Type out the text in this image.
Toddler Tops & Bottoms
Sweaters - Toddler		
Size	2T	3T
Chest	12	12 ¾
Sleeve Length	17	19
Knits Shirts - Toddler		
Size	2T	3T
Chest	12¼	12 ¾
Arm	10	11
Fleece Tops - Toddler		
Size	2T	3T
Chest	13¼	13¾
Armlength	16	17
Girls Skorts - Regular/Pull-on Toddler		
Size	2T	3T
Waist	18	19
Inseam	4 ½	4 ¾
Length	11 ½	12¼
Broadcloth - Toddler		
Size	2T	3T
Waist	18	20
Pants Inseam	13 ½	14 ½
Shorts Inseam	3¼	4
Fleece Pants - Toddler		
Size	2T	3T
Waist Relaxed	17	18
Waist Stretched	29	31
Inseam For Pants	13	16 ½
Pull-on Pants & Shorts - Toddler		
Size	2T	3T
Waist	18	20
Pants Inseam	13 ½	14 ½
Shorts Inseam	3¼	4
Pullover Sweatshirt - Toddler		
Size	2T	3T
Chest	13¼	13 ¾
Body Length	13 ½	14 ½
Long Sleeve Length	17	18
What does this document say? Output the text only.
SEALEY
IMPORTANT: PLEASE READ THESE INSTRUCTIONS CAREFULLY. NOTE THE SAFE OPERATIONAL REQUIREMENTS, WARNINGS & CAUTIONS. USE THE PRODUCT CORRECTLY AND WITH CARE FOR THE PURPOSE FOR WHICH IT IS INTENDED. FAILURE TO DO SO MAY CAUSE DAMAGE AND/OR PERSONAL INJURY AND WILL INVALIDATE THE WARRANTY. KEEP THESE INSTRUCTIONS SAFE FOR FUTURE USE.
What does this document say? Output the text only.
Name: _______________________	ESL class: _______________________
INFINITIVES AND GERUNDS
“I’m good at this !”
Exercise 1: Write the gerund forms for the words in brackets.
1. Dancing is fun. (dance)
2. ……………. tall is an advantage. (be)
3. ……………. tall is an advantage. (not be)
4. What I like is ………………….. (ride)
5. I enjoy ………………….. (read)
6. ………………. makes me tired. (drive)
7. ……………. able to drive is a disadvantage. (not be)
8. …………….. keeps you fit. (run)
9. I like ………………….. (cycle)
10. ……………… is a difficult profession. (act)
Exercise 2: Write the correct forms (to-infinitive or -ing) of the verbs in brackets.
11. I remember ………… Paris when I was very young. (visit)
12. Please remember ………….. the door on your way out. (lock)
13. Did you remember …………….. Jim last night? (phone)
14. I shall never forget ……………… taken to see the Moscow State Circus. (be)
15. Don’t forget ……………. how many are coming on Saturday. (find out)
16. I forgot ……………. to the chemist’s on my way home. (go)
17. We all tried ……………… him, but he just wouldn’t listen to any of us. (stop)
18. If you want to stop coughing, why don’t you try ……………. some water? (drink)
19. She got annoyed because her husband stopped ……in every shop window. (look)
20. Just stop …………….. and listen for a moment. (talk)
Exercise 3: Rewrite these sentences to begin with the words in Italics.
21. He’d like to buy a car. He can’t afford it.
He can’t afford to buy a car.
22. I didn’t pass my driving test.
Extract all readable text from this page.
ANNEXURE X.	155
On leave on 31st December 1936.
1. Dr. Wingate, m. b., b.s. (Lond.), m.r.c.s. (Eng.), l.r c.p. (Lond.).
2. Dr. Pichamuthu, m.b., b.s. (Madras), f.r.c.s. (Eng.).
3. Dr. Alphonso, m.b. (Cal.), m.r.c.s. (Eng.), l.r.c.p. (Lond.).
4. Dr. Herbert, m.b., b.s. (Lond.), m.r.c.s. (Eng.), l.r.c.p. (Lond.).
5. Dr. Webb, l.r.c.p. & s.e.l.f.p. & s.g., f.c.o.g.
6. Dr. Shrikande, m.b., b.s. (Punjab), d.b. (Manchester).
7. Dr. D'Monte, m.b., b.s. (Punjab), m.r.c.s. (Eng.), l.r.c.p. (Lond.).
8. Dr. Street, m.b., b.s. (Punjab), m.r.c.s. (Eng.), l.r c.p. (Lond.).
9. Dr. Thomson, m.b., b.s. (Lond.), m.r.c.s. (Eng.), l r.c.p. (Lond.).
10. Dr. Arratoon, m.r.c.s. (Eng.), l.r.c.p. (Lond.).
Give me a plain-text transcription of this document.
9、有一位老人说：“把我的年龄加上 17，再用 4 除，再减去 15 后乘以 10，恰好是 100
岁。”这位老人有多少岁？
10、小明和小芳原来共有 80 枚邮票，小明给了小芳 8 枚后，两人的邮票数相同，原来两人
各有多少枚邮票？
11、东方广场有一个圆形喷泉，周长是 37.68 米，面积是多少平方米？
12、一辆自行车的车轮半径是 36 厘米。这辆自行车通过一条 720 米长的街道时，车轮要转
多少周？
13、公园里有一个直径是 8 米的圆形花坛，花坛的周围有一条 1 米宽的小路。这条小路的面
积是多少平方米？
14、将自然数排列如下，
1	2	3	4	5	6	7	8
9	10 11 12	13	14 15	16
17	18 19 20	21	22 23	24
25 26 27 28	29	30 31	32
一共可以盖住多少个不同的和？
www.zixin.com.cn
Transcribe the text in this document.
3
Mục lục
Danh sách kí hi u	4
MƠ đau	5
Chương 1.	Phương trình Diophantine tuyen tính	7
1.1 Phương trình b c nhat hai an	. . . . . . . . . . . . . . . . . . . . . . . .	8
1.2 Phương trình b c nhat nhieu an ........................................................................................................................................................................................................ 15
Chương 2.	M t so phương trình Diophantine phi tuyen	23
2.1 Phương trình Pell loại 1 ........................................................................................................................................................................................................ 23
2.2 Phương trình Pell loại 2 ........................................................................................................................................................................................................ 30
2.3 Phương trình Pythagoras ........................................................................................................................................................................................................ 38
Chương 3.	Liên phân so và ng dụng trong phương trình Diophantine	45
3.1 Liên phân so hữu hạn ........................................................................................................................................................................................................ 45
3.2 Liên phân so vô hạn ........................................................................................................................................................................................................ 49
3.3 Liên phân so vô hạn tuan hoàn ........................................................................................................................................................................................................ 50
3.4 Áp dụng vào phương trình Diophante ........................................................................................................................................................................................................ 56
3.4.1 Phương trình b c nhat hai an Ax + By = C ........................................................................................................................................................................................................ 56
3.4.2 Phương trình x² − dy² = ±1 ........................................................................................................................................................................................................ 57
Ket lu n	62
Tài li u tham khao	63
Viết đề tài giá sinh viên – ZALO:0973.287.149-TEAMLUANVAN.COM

## GOAL
Scan the lines for the string "Sleeve". Copy out each line that matches.

## RESPONSE FOR THIS EXERCISE
Sleeve Length	17	19
Long Sleeve Length	17	18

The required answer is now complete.